Work out how many lines in the material below hold the word "ethical". Write only the number.

## INFORMATION PROVIDED
┄┄┄┄┄┄┄┄┄┄

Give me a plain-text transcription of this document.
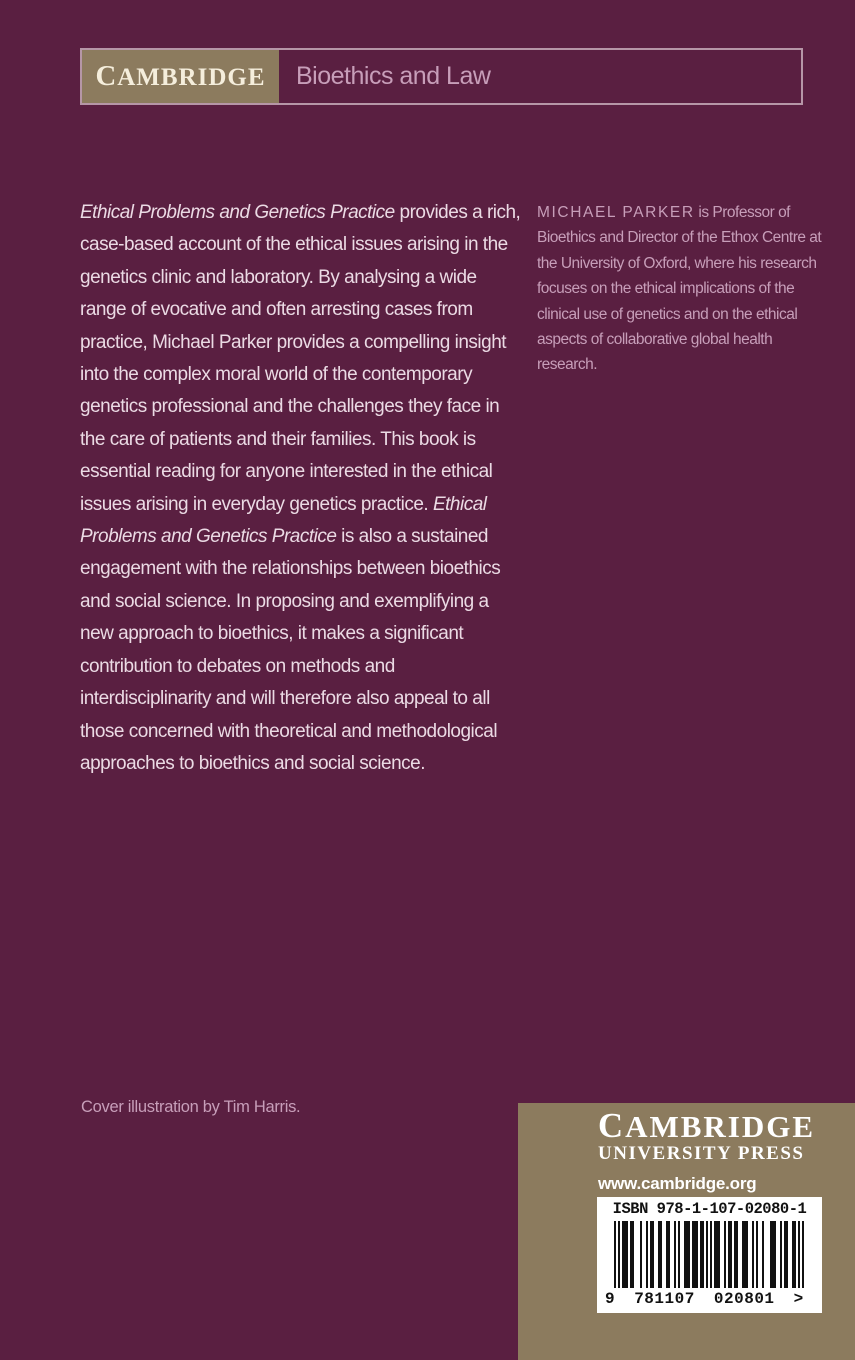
CAMBRIDGE Bioethics and Law

Ethical Problems and Genetics Practice provides a rich, case-based account of the ethical issues arising in the genetics clinic and laboratory. By analysing a wide range of evocative and often arresting cases from practice, Michael Parker provides a compelling insight into the complex moral world of the contemporary genetics professional and the challenges they face in the care of patients and their families. This book is essential reading for anyone interested in the ethical issues arising in everyday genetics practice. Ethical Problems and Genetics Practice is also a sustained engagement with the relationships between bioethics and social science. In proposing and exemplifying a new approach to bioethics, it makes a significant contribution to debates on methods and interdisciplinarity and will therefore also appeal to all those concerned with theoretical and methodological approaches to bioethics and social science.

MICHAEL PARKER is Professor of Bioethics and Director of the Ethox Centre at the University of Oxford, where his research focuses on the ethical implications of the clinical use of genetics and on the ethical aspects of collaborative global health research.

Cover illustration by Tim Harris.	CAMBRIDGE
UNIVERSITY PRESS
www.cambridge.org
ISBN 978-1-107-02080-1
9 781107 020801 >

┄┄┄┄┄┄┄┄┄┄

## REPLY
2